[START OF SUPPLIED MATERIAL]
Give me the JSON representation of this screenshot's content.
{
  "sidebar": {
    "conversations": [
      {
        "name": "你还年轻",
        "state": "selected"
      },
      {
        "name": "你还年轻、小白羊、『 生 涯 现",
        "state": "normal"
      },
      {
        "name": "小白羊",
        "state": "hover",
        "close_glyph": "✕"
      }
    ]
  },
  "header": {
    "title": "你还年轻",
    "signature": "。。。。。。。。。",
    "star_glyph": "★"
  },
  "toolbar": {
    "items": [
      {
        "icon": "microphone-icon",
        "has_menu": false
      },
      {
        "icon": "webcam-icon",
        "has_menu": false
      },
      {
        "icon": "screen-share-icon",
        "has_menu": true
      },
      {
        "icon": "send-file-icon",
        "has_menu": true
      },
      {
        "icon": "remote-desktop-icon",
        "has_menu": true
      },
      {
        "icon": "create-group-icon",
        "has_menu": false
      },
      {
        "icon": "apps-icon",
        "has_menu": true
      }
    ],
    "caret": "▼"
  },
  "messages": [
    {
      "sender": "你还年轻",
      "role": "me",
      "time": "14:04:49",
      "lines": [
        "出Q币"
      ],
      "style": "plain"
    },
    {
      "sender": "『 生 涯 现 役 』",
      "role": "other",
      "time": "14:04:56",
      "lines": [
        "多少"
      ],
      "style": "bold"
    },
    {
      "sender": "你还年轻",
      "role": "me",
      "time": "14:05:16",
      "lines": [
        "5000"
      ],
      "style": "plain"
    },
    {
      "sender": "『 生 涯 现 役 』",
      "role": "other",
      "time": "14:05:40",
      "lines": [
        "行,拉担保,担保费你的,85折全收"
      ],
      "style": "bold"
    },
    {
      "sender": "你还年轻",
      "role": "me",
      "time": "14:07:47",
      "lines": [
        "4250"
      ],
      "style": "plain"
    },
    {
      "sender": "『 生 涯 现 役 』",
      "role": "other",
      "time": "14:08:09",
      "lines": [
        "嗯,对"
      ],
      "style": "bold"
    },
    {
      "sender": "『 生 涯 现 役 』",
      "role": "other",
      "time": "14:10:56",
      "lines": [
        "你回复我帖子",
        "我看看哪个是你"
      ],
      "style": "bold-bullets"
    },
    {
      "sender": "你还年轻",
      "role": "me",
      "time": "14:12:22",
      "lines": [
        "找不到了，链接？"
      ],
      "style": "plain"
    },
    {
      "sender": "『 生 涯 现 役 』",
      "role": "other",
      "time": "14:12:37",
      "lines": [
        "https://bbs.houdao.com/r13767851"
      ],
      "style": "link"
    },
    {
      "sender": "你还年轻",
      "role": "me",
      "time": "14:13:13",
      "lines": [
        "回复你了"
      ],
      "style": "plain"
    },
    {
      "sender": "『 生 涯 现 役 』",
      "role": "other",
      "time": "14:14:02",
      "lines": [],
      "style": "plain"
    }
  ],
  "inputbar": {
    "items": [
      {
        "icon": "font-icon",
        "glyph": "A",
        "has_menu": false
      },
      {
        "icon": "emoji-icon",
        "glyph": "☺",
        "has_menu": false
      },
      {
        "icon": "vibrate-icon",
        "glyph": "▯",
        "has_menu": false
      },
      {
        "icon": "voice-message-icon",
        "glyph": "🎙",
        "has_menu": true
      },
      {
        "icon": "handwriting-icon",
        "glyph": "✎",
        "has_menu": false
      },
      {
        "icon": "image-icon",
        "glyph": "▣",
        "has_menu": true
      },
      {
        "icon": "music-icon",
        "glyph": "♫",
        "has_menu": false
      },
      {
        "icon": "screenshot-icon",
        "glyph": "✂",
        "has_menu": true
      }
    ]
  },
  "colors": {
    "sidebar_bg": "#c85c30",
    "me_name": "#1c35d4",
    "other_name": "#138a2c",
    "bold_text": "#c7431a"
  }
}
[END OF SUPPLIED MATERIAL]
◆ WRITTEN PROBLEM
Above are the records; retype every one exactly.

◆ PROBLEM SOLUTION
Give me the JSON representation of this screenshot's content.
{
  "sidebar": {
    "conversations": [
      {
        "name": "你还年轻",
        "state": "selected"
      },
      {
        "name": "你还年轻、小白羊、『 生 涯 现",
        "state": "normal"
      },
      {
        "name": "小白羊",
        "state": "hover",
        "close_glyph": "✕"
      }
    ]
  },
  "header": {
    "title": "你还年轻",
    "signature": "。。。。。。。。。",
    "star_glyph": "★"
  },
  "toolbar": {
    "items": [
      {
        "icon": "microphone-icon",
        "has_menu": false
      },
      {
        "icon": "webcam-icon",
        "has_menu": false
      },
      {
        "icon": "screen-share-icon",
        "has_menu": true
      },
      {
        "icon": "send-file-icon",
        "has_menu": true
      },
      {
        "icon": "remote-desktop-icon",
        "has_menu": true
      },
      {
        "icon": "create-group-icon",
        "has_menu": false
      },
      {
        "icon": "apps-icon",
        "has_menu": true
      }
    ],
    "caret": "▼"
  },
  "messages": [
    {
      "sender": "你还年轻",
      "role": "me",
      "time": "14:04:49",
      "lines": [
        "出Q币"
      ],
      "style": "plain"
    },
    {
      "sender": "『 生 涯 现 役 』",
      "role": "other",
      "time": "14:04:56",
      "lines": [
        "多少"
      ],
      "style": "bold"
    },
    {
      "sender": "你还年轻",
      "role": "me",
      "time": "14:05:16",
      "lines": [
        "5000"
      ],
      "style": "plain"
    },
    {
      "sender": "『 生 涯 现 役 』",
      "role": "other",
      "time": "14:05:40",
      "lines": [
        "行,拉担保,担保费你的,85折全收"
      ],
      "style": "bold"
    },
    {
      "sender": "你还年轻",
      "role": "me",
      "time": "14:07:47",
      "lines": [
        "4250"
      ],
      "style": "plain"
    },
    {
      "sender": "『 生 涯 现 役 』",
      "role": "other",
      "time": "14:08:09",
      "lines": [
        "嗯,对"
      ],
      "style": "bold"
    },
    {
      "sender": "『 生 涯 现 役 』",
      "role": "other",
      "time": "14:10:56",
      "lines": [
        "你回复我帖子",
        "我看看哪个是你"
      ],
      "style": "bold-bullets"
    },
    {
      "sender": "你还年轻",
      "role": "me",
      "time": "14:12:22",
      "lines": [
        "找不到了，链接？"
      ],
      "style": "plain"
    },
    {
      "sender": "『 生 涯 现 役 』",
      "role": "other",
      "time": "14:12:37",
      "lines": [
        "https://bbs.houdao.com/r13767851"
      ],
      "style": "link"
    },
    {
      "sender": "你还年轻",
      "role": "me",
      "time": "14:13:13",
      "lines": [
        "回复你了"
      ],
      "style": "plain"
    },
    {
      "sender": "『 生 涯 现 役 』",
      "role": "other",
      "time": "14:14:02",
      "lines": [],
      "style": "plain"
    }
  ],
  "inputbar": {
    "items": [
      {
        "icon": "font-icon",
        "glyph": "A",
        "has_menu": false
      },
      {
        "icon": "emoji-icon",
        "glyph": "☺",
        "has_menu": false
      },
      {
        "icon": "vibrate-icon",
        "glyph": "▯",
        "has_menu": false
      },
      {
        "icon": "voice-message-icon",
        "glyph": "🎙",
        "has_menu": true
      },
      {
        "icon": "handwriting-icon",
        "glyph": "✎",
        "has_menu": false
      },
      {
        "icon": "image-icon",
        "glyph": "▣",
        "has_menu": true
      },
      {
        "icon": "music-icon",
        "glyph": "♫",
        "has_menu": false
      },
      {
        "icon": "screenshot-icon",
        "glyph": "✂",
        "has_menu": true
      }
    ]
  },
  "colors": {
    "sidebar_bg": "#c85c30",
    "me_name": "#1c35d4",
    "other_name": "#138a2c",
    "bold_text": "#c7431a"
  }
}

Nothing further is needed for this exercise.